Please continue the biographical article on the singer Yuka, given below, from its last sentence.

**Document extract:**

****************

- Born: 1994 (age 30–31)
- Genres: Pop, J-pop
- Instrument(s): Vocals, Piano
- Labels: flowernote (2018 - 2022); Nippon Columbia(2023- );

= Yuka (singer, born 1994) =

Yuka (有華) (born 1994) is a Japanese singer-songwriter. She is from Takatsuki, Osaka Prefecture.

==Biography==
Born in Takatsuki City, Osaka Prefecture, as the youngest of three siblings.

Since childhood, Yuka has been learning piano and vocal music at a local music school, harboring a fascination for singing from an early age.

During high school, she began creating original songs and, in her third year, made the decision to become a singer. Despite facing multiple rejections in various contests and auditions, she persisted. Instead of joining a talent agency, she entered the workforce at a regular company while continuing her musical activities at live houses on weekends.

****************

**Recorded data:**
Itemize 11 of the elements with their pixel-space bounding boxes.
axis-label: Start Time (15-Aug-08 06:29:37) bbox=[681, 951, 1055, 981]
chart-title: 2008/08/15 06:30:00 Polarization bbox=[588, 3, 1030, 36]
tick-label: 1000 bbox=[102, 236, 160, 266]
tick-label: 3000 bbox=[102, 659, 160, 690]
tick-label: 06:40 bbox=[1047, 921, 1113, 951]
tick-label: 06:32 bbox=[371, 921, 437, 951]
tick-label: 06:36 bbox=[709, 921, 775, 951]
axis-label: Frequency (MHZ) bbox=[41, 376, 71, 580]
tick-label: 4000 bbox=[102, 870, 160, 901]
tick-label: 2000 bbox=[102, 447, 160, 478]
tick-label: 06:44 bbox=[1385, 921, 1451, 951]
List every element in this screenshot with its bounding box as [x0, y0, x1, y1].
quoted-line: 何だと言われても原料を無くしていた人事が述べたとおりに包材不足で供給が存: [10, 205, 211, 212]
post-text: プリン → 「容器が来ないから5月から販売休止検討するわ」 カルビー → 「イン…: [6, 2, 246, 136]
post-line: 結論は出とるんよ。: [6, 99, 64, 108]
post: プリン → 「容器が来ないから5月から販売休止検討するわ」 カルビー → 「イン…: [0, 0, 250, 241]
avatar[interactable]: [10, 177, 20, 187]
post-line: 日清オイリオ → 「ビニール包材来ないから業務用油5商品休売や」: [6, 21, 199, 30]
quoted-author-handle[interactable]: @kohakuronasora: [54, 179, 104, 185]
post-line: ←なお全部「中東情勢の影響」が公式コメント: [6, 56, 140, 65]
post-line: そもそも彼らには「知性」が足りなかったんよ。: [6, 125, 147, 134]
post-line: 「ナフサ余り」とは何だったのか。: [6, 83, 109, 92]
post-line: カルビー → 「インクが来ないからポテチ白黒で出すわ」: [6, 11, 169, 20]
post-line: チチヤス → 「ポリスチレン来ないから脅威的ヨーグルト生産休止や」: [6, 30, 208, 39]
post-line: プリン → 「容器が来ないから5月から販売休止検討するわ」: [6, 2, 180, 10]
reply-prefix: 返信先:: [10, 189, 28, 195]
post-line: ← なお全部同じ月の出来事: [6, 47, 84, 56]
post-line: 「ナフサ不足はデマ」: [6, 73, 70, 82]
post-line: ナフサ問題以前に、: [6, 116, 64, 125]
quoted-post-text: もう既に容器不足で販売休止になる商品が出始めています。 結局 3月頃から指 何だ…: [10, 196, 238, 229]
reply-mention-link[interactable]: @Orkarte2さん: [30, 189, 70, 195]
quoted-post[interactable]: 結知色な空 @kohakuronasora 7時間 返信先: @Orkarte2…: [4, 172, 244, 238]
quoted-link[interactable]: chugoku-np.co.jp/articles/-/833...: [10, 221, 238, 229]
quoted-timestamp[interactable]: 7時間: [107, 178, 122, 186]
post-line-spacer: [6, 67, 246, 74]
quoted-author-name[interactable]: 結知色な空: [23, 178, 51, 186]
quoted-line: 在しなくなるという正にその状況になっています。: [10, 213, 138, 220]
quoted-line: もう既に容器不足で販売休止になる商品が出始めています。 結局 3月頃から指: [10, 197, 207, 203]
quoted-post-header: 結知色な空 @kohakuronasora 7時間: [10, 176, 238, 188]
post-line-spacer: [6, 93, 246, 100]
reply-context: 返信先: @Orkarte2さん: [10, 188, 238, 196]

****************

**Exercise result:**
During this time, Yuka gained attention by posting cover videos of songs by well-known artists on platforms like Instagram. In 2015, her "Birthday Song" uploaded on YouTube garnered increased views, gradually drawing more recognition.

In 2017, she held her first solo concert. Subsequently, from June to September 2018, she organized her second solo tour, with tickets selling out at every venue.

On July 3, 2019, Yuka released her first nationally distributed mini-album, "Kimi no Suppli". She conducted her third solo concert tour across 12 venues from July to September 2019.

In May 2021, she digitally released "Icchirensei." On February 16, 2022, she digitally released a re-arranged version of her representative song, "Birthday Song - 2002 Ver." Furthermore, on June 22, the digital release of the EP "Stamp Rally" was announced, accompanied by the release of a CD+T-shirt set on June 29 (limited to online sales and live venues). In July, she held the "Yuka One-Man Tour 2022 'Stamp Rally.'"

On January 18, 2023, she made her major debut with the digital single "Baby You", with songwriting provided by Takahito Uchizawa of Androp.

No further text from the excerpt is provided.